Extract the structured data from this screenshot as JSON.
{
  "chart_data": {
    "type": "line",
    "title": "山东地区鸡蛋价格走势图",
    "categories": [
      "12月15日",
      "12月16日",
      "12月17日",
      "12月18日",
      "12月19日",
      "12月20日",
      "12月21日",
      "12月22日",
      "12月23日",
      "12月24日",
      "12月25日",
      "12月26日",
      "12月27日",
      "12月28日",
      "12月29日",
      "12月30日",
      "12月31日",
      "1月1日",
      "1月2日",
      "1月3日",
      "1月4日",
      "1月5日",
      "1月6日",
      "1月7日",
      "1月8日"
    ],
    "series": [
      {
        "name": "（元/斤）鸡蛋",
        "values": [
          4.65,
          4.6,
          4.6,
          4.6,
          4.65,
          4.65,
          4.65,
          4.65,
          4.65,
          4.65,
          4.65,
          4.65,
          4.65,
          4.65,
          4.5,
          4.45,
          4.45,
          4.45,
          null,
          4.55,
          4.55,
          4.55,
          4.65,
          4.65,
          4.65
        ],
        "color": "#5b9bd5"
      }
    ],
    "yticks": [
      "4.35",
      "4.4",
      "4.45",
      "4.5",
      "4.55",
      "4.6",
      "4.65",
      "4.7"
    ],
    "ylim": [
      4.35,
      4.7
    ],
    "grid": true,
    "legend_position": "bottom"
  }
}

• • •

### Short task:
Recopy all the lines exactly as they appear.

### Response:
Extract the structured data from this screenshot as JSON.
{
  "chart_data": {
    "type": "line",
    "title": "山东地区鸡蛋价格走势图",
    "categories": [
      "12月15日",
      "12月16日",
      "12月17日",
      "12月18日",
      "12月19日",
      "12月20日",
      "12月21日",
      "12月22日",
      "12月23日",
      "12月24日",
      "12月25日",
      "12月26日",
      "12月27日",
      "12月28日",
      "12月29日",
      "12月30日",
      "12月31日",
      "1月1日",
      "1月2日",
      "1月3日",
      "1月4日",
      "1月5日",
      "1月6日",
      "1月7日",
      "1月8日"
    ],
    "series": [
      {
        "name": "（元/斤）鸡蛋",
        "values": [
          4.65,
          4.6,
          4.6,
          4.6,
          4.65,
          4.65,
          4.65,
          4.65,
          4.65,
          4.65,
          4.65,
          4.65,
          4.65,
          4.65,
          4.5,
          4.45,
          4.45,
          4.45,
          null,
          4.55,
          4.55,
          4.55,
          4.65,
          4.65,
          4.65
        ],
        "color": "#5b9bd5"
      }
    ],
    "yticks": [
      "4.35",
      "4.4",
      "4.45",
      "4.5",
      "4.55",
      "4.6",
      "4.65",
      "4.7"
    ],
    "ylim": [
      4.35,
      4.7
    ],
    "grid": true,
    "legend_position": "bottom"
  }
}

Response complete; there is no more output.